>>>>>
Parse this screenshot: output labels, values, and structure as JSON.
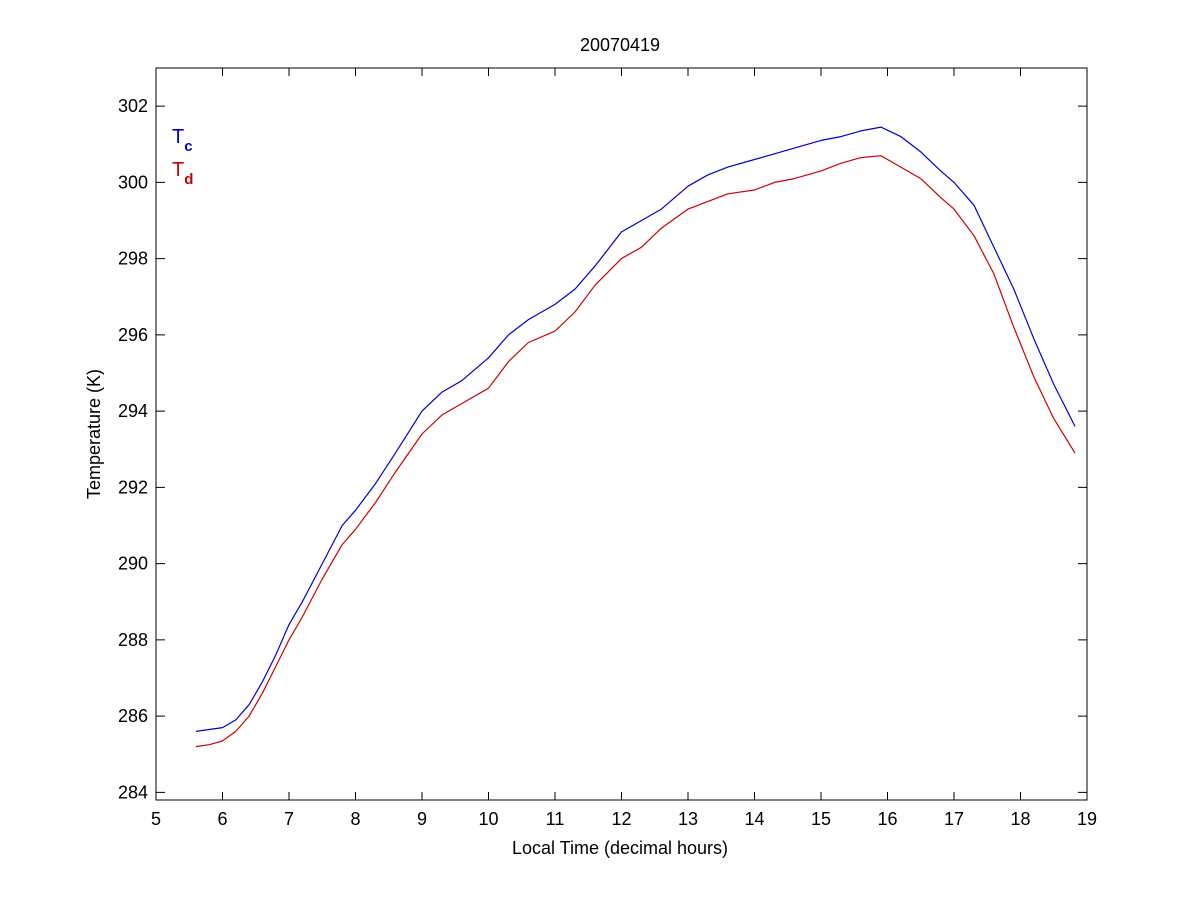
{
  "chart_data": {
    "type": "line",
    "title": "20070419",
    "xlabel": "Local Time (decimal hours)",
    "ylabel": "Temperature (K)",
    "xlim": [
      5,
      19
    ],
    "ylim": [
      283.8,
      303
    ],
    "xticks": [
      5,
      6,
      7,
      8,
      9,
      10,
      11,
      12,
      13,
      14,
      15,
      16,
      17,
      18,
      19
    ],
    "yticks": [
      284,
      286,
      288,
      290,
      292,
      294,
      296,
      298,
      300,
      302
    ],
    "grid": false,
    "legend_placement": "top-left",
    "series": [
      {
        "name": "T",
        "subscript": "c",
        "color": "#0000cc",
        "x": [
          5.6,
          5.8,
          6.0,
          6.2,
          6.4,
          6.6,
          6.8,
          7.0,
          7.2,
          7.5,
          7.8,
          8.0,
          8.3,
          8.6,
          9.0,
          9.3,
          9.6,
          10.0,
          10.3,
          10.6,
          11.0,
          11.3,
          11.6,
          12.0,
          12.3,
          12.6,
          13.0,
          13.3,
          13.6,
          14.0,
          14.3,
          14.6,
          15.0,
          15.3,
          15.6,
          15.9,
          16.2,
          16.5,
          16.8,
          17.0,
          17.3,
          17.6,
          17.9,
          18.2,
          18.5,
          18.82
        ],
        "y": [
          285.6,
          285.65,
          285.7,
          285.9,
          286.3,
          286.9,
          287.6,
          288.4,
          289.0,
          290.0,
          291.0,
          291.4,
          292.1,
          292.9,
          294.0,
          294.5,
          294.8,
          295.4,
          296.0,
          296.4,
          296.8,
          297.2,
          297.8,
          298.7,
          299.0,
          299.3,
          299.9,
          300.2,
          300.4,
          300.6,
          300.75,
          300.9,
          301.1,
          301.2,
          301.35,
          301.45,
          301.2,
          300.8,
          300.3,
          300.0,
          299.4,
          298.3,
          297.2,
          295.9,
          294.7,
          293.6
        ]
      },
      {
        "name": "T",
        "subscript": "d",
        "color": "#cc0000",
        "x": [
          5.6,
          5.8,
          6.0,
          6.2,
          6.4,
          6.6,
          6.8,
          7.0,
          7.2,
          7.5,
          7.8,
          8.0,
          8.3,
          8.6,
          9.0,
          9.3,
          9.6,
          10.0,
          10.3,
          10.6,
          11.0,
          11.3,
          11.6,
          12.0,
          12.3,
          12.6,
          13.0,
          13.3,
          13.6,
          14.0,
          14.3,
          14.6,
          15.0,
          15.3,
          15.6,
          15.9,
          16.2,
          16.5,
          16.8,
          17.0,
          17.3,
          17.6,
          17.9,
          18.2,
          18.5,
          18.82
        ],
        "y": [
          285.2,
          285.25,
          285.35,
          285.6,
          286.0,
          286.6,
          287.3,
          288.0,
          288.6,
          289.6,
          290.5,
          290.9,
          291.6,
          292.4,
          293.4,
          293.9,
          294.2,
          294.6,
          295.3,
          295.8,
          296.1,
          296.6,
          297.3,
          298.0,
          298.3,
          298.8,
          299.3,
          299.5,
          299.7,
          299.8,
          300.0,
          300.1,
          300.3,
          300.5,
          300.65,
          300.7,
          300.4,
          300.1,
          299.6,
          299.3,
          298.6,
          297.6,
          296.2,
          294.9,
          293.8,
          292.9
        ]
      }
    ]
  }
}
<<<<<
Copy the entries exactly. Leave out the images.

Parse this screenshot: output labels, values, and structure as JSON.
{
  "chart_data": {
    "type": "line",
    "title": "20070419",
    "xlabel": "Local Time (decimal hours)",
    "ylabel": "Temperature (K)",
    "xlim": [
      5,
      19
    ],
    "ylim": [
      283.8,
      303
    ],
    "xticks": [
      5,
      6,
      7,
      8,
      9,
      10,
      11,
      12,
      13,
      14,
      15,
      16,
      17,
      18,
      19
    ],
    "yticks": [
      284,
      286,
      288,
      290,
      292,
      294,
      296,
      298,
      300,
      302
    ],
    "grid": false,
    "legend_placement": "top-left",
    "series": [
      {
        "name": "T",
        "subscript": "c",
        "color": "#0000cc",
        "x": [
          5.6,
          5.8,
          6.0,
          6.2,
          6.4,
          6.6,
          6.8,
          7.0,
          7.2,
          7.5,
          7.8,
          8.0,
          8.3,
          8.6,
          9.0,
          9.3,
          9.6,
          10.0,
          10.3,
          10.6,
          11.0,
          11.3,
          11.6,
          12.0,
          12.3,
          12.6,
          13.0,
          13.3,
          13.6,
          14.0,
          14.3,
          14.6,
          15.0,
          15.3,
          15.6,
          15.9,
          16.2,
          16.5,
          16.8,
          17.0,
          17.3,
          17.6,
          17.9,
          18.2,
          18.5,
          18.82
        ],
        "y": [
          285.6,
          285.65,
          285.7,
          285.9,
          286.3,
          286.9,
          287.6,
          288.4,
          289.0,
          290.0,
          291.0,
          291.4,
          292.1,
          292.9,
          294.0,
          294.5,
          294.8,
          295.4,
          296.0,
          296.4,
          296.8,
          297.2,
          297.8,
          298.7,
          299.0,
          299.3,
          299.9,
          300.2,
          300.4,
          300.6,
          300.75,
          300.9,
          301.1,
          301.2,
          301.35,
          301.45,
          301.2,
          300.8,
          300.3,
          300.0,
          299.4,
          298.3,
          297.2,
          295.9,
          294.7,
          293.6
        ]
      },
      {
        "name": "T",
        "subscript": "d",
        "color": "#cc0000",
        "x": [
          5.6,
          5.8,
          6.0,
          6.2,
          6.4,
          6.6,
          6.8,
          7.0,
          7.2,
          7.5,
          7.8,
          8.0,
          8.3,
          8.6,
          9.0,
          9.3,
          9.6,
          10.0,
          10.3,
          10.6,
          11.0,
          11.3,
          11.6,
          12.0,
          12.3,
          12.6,
          13.0,
          13.3,
          13.6,
          14.0,
          14.3,
          14.6,
          15.0,
          15.3,
          15.6,
          15.9,
          16.2,
          16.5,
          16.8,
          17.0,
          17.3,
          17.6,
          17.9,
          18.2,
          18.5,
          18.82
        ],
        "y": [
          285.2,
          285.25,
          285.35,
          285.6,
          286.0,
          286.6,
          287.3,
          288.0,
          288.6,
          289.6,
          290.5,
          290.9,
          291.6,
          292.4,
          293.4,
          293.9,
          294.2,
          294.6,
          295.3,
          295.8,
          296.1,
          296.6,
          297.3,
          298.0,
          298.3,
          298.8,
          299.3,
          299.5,
          299.7,
          299.8,
          300.0,
          300.1,
          300.3,
          300.5,
          300.65,
          300.7,
          300.4,
          300.1,
          299.6,
          299.3,
          298.6,
          297.6,
          296.2,
          294.9,
          293.8,
          292.9
        ]
      }
    ]
  }
}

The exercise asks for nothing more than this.